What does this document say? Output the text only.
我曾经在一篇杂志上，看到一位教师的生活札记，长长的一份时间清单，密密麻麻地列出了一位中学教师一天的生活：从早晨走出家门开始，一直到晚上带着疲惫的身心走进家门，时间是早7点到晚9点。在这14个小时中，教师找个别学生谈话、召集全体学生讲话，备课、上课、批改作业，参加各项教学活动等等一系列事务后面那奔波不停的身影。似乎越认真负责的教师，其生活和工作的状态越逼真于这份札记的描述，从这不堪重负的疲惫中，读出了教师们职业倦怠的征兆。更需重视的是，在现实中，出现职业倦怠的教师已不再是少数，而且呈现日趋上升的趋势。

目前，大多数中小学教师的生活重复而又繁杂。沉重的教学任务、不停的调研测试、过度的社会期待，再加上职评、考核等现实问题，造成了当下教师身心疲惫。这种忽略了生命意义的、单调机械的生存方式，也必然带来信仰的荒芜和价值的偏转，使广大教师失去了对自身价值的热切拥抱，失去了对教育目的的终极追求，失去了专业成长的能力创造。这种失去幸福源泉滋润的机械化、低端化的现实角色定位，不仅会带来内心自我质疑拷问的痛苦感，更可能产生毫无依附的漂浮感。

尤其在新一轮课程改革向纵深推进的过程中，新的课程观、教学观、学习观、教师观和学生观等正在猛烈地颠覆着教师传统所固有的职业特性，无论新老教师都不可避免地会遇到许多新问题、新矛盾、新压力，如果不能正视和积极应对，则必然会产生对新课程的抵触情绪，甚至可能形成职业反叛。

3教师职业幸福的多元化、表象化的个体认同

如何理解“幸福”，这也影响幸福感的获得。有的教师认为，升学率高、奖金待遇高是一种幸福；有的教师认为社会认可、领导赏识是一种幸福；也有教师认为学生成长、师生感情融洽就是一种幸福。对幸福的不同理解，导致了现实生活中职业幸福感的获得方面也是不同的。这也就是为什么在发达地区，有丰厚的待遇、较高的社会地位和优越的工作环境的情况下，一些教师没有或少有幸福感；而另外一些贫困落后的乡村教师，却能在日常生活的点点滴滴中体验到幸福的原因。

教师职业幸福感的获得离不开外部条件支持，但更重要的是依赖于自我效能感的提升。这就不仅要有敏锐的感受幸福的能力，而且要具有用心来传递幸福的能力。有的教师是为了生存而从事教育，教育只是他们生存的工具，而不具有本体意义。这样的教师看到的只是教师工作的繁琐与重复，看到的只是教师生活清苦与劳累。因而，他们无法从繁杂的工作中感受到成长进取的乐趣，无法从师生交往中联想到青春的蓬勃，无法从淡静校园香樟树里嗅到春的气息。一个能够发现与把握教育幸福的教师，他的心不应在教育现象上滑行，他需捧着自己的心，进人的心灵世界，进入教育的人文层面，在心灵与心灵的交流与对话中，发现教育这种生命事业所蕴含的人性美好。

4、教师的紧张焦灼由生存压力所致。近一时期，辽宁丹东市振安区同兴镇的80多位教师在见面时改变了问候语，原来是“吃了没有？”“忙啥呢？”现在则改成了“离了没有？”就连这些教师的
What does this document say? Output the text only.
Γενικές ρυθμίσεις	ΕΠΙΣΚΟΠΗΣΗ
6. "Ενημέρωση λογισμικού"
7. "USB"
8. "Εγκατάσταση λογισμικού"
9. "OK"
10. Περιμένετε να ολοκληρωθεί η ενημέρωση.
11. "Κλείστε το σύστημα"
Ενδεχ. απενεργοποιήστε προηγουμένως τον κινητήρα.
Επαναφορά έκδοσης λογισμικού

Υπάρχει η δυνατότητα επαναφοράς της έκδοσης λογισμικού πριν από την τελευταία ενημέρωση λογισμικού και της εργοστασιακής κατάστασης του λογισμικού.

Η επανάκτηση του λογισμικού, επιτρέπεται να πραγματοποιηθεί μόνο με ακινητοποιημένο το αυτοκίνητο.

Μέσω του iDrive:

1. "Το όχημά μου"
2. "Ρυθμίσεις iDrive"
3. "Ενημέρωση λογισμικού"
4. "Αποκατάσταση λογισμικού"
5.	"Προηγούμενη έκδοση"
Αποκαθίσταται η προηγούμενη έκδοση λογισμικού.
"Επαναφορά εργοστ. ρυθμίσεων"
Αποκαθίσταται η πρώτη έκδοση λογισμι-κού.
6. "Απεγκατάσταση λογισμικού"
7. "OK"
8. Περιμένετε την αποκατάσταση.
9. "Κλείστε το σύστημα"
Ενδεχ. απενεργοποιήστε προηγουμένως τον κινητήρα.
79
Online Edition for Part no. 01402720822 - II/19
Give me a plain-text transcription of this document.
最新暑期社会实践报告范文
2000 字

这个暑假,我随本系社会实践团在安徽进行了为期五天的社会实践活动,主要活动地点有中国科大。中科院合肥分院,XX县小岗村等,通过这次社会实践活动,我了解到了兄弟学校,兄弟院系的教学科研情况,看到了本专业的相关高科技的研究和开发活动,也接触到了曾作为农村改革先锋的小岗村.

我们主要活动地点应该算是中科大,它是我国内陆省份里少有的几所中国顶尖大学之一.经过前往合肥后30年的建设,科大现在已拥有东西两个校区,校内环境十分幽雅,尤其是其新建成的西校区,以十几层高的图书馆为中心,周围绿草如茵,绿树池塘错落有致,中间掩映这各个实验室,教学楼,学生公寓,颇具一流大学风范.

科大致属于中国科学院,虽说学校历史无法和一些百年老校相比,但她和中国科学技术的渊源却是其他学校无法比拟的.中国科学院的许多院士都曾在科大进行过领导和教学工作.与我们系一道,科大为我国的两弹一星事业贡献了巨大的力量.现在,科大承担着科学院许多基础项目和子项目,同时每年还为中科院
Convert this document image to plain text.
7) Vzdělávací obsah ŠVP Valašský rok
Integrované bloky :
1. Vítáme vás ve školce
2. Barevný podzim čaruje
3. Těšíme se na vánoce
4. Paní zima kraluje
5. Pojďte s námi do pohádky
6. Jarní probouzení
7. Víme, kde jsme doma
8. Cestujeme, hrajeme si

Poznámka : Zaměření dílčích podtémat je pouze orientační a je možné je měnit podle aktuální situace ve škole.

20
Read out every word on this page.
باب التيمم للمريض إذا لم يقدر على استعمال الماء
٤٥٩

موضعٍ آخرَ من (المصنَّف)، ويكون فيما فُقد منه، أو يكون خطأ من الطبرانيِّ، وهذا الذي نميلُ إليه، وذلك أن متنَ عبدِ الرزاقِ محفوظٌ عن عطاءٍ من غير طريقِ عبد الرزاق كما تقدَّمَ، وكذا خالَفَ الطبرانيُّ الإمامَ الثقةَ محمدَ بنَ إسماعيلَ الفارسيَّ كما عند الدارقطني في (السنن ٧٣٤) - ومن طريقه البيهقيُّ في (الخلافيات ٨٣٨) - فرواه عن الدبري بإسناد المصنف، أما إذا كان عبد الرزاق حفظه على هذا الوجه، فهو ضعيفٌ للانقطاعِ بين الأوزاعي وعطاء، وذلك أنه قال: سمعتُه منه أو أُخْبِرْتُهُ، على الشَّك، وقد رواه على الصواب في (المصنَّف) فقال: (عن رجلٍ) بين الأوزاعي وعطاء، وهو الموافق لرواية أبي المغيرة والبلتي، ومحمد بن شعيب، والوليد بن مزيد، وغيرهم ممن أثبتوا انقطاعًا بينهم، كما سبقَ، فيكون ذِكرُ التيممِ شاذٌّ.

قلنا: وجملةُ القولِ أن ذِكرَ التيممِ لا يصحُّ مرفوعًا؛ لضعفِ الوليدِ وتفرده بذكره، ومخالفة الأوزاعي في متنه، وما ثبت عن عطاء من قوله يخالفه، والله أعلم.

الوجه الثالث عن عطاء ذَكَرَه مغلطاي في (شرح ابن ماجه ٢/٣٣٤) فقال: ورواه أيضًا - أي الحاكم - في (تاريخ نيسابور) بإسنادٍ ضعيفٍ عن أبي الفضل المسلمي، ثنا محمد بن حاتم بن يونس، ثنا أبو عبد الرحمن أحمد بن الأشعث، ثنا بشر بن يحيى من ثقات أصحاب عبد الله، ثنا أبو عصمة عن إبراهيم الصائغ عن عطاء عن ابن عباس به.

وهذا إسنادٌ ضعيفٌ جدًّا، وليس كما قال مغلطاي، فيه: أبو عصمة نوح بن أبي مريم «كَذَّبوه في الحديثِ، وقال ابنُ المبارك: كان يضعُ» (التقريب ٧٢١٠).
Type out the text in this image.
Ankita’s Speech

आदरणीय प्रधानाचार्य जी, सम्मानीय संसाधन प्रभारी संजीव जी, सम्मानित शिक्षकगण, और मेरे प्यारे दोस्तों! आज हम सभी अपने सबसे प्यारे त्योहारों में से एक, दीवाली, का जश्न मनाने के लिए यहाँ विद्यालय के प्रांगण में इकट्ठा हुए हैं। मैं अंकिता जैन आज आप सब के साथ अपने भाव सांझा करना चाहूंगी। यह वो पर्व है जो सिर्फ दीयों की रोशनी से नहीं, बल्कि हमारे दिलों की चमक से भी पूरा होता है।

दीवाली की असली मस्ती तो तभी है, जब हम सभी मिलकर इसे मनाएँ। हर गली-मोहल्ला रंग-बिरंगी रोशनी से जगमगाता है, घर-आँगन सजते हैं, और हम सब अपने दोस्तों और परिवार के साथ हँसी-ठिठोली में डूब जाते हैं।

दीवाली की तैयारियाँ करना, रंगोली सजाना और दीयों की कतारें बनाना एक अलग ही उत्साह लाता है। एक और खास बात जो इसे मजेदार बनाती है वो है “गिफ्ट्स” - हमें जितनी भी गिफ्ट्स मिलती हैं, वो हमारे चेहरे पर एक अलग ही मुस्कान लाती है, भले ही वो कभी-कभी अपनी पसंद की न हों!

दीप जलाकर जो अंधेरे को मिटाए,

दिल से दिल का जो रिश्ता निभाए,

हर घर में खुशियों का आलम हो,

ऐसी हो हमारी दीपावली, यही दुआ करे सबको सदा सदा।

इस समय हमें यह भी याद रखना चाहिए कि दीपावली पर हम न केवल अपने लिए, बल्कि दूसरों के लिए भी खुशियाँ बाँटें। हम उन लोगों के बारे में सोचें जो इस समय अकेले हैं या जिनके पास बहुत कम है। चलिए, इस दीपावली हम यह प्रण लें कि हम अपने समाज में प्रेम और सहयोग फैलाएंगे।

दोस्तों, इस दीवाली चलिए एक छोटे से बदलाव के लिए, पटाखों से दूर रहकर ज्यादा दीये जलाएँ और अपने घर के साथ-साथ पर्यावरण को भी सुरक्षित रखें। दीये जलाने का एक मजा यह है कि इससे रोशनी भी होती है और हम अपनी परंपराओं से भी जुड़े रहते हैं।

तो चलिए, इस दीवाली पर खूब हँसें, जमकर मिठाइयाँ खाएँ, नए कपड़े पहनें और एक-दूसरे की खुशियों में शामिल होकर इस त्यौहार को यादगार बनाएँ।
━━━━━━━━━━━━━━━━
= What needs to be done =
Find the line that contains "Type out the text in this image." in the listing above. Retype it and every line after it up to the last, exactly, and nothing else.

= Exercise output =
Type out the text in this image.
Ankita’s Speech

आदरणीय प्रधानाचार्य जी, सम्मानीय संसाधन प्रभारी संजीव जी, सम्मानित शिक्षकगण, और मेरे प्यारे दोस्तों! आज हम सभी अपने सबसे प्यारे त्योहारों में से एक, दीवाली, का जश्न मनाने के लिए यहाँ विद्यालय के प्रांगण में इकट्ठा हुए हैं। मैं अंकिता जैन आज आप सब के साथ अपने भाव सांझा करना चाहूंगी। यह वो पर्व है जो सिर्फ दीयों की रोशनी से नहीं, बल्कि हमारे दिलों की चमक से भी पूरा होता है।

दीवाली की असली मस्ती तो तभी है, जब हम सभी मिलकर इसे मनाएँ। हर गली-मोहल्ला रंग-बिरंगी रोशनी से जगमगाता है, घर-आँगन सजते हैं, और हम सब अपने दोस्तों और परिवार के साथ हँसी-ठिठोली में डूब जाते हैं।

दीवाली की तैयारियाँ करना, रंगोली सजाना और दीयों की कतारें बनाना एक अलग ही उत्साह लाता है। एक और खास बात जो इसे मजेदार बनाती है वो है “गिफ्ट्स” - हमें जितनी भी गिफ्ट्स मिलती हैं, वो हमारे चेहरे पर एक अलग ही मुस्कान लाती है, भले ही वो कभी-कभी अपनी पसंद की न हों!

दीप जलाकर जो अंधेरे को मिटाए,

दिल से दिल का जो रिश्ता निभाए,

हर घर में खुशियों का आलम हो,

ऐसी हो हमारी दीपावली, यही दुआ करे सबको सदा सदा।

इस समय हमें यह भी याद रखना चाहिए कि दीपावली पर हम न केवल अपने लिए, बल्कि दूसरों के लिए भी खुशियाँ बाँटें। हम उन लोगों के बारे में सोचें जो इस समय अकेले हैं या जिनके पास बहुत कम है। चलिए, इस दीपावली हम यह प्रण लें कि हम अपने समाज में प्रेम और सहयोग फैलाएंगे।

दोस्तों, इस दीवाली चलिए एक छोटे से बदलाव के लिए, पटाखों से दूर रहकर ज्यादा दीये जलाएँ और अपने घर के साथ-साथ पर्यावरण को भी सुरक्षित रखें। दीये जलाने का एक मजा यह है कि इससे रोशनी भी होती है और हम अपनी परंपराओं से भी जुड़े रहते हैं।

तो चलिए, इस दीवाली पर खूब हँसें, जमकर मिठाइयाँ खाएँ, नए कपड़े पहनें और एक-दूसरे की खुशियों में शामिल होकर इस त्यौहार को यादगार बनाएँ।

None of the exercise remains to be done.